◆ GOAL: Identify every line containing the word "GHAZOUALI" and reproduce each one.

◆ Data records:
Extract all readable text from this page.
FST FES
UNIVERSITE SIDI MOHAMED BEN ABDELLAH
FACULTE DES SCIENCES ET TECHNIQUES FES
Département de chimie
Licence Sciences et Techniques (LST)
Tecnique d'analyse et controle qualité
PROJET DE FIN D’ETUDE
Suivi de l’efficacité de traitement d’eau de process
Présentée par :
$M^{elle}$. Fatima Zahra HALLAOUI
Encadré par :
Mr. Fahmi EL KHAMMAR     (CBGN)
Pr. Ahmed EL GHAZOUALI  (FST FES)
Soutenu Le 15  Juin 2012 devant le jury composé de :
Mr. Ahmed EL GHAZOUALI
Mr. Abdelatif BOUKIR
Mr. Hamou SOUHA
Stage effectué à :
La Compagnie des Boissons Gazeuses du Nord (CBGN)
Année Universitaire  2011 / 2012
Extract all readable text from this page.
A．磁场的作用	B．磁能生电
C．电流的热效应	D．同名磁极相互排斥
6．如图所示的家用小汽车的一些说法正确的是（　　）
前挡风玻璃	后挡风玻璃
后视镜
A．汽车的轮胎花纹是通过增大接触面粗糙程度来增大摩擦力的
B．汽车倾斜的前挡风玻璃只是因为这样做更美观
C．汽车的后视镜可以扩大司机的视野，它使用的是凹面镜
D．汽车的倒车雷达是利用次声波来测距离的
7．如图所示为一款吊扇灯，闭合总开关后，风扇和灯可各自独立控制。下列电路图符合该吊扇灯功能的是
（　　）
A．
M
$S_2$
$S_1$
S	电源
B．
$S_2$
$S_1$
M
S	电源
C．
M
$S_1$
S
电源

◆ EXERCISE OUTPUT:
Pr. Ahmed EL GHAZOUALI  (FST FES)
Mr. Ahmed EL GHAZOUALI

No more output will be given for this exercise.